* **Recorded data**
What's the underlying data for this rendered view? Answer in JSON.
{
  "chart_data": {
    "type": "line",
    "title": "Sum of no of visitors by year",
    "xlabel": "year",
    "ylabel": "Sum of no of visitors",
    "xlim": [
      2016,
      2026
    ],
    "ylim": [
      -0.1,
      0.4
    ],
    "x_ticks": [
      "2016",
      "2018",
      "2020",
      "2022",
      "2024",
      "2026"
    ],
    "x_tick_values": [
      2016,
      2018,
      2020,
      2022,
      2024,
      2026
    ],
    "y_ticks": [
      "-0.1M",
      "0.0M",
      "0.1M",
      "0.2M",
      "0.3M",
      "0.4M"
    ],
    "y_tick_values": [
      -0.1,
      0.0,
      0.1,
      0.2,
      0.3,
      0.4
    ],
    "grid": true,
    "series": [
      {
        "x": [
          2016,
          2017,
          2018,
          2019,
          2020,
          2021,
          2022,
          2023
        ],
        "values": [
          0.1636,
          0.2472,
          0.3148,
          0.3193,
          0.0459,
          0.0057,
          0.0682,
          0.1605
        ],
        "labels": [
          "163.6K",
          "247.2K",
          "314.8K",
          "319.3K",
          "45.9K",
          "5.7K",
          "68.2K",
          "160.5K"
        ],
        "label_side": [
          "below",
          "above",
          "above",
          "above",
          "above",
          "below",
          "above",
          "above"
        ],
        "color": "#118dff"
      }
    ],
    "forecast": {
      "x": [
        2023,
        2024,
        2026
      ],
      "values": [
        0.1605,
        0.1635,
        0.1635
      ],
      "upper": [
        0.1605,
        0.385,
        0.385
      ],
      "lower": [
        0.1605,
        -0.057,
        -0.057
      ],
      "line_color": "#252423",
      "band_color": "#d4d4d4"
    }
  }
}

* **Task statement**
Copy every line of the records word for word.

* **The solution**
What's the underlying data for this rendered view? Answer in JSON.
{
  "chart_data": {
    "type": "line",
    "title": "Sum of no of visitors by year",
    "xlabel": "year",
    "ylabel": "Sum of no of visitors",
    "xlim": [
      2016,
      2026
    ],
    "ylim": [
      -0.1,
      0.4
    ],
    "x_ticks": [
      "2016",
      "2018",
      "2020",
      "2022",
      "2024",
      "2026"
    ],
    "x_tick_values": [
      2016,
      2018,
      2020,
      2022,
      2024,
      2026
    ],
    "y_ticks": [
      "-0.1M",
      "0.0M",
      "0.1M",
      "0.2M",
      "0.3M",
      "0.4M"
    ],
    "y_tick_values": [
      -0.1,
      0.0,
      0.1,
      0.2,
      0.3,
      0.4
    ],
    "grid": true,
    "series": [
      {
        "x": [
          2016,
          2017,
          2018,
          2019,
          2020,
          2021,
          2022,
          2023
        ],
        "values": [
          0.1636,
          0.2472,
          0.3148,
          0.3193,
          0.0459,
          0.0057,
          0.0682,
          0.1605
        ],
        "labels": [
          "163.6K",
          "247.2K",
          "314.8K",
          "319.3K",
          "45.9K",
          "5.7K",
          "68.2K",
          "160.5K"
        ],
        "label_side": [
          "below",
          "above",
          "above",
          "above",
          "above",
          "below",
          "above",
          "above"
        ],
        "color": "#118dff"
      }
    ],
    "forecast": {
      "x": [
        2023,
        2024,
        2026
      ],
      "values": [
        0.1605,
        0.1635,
        0.1635
      ],
      "upper": [
        0.1605,
        0.385,
        0.385
      ],
      "lower": [
        0.1605,
        -0.057,
        -0.057
      ],
      "line_color": "#252423",
      "band_color": "#d4d4d4"
    }
  }
}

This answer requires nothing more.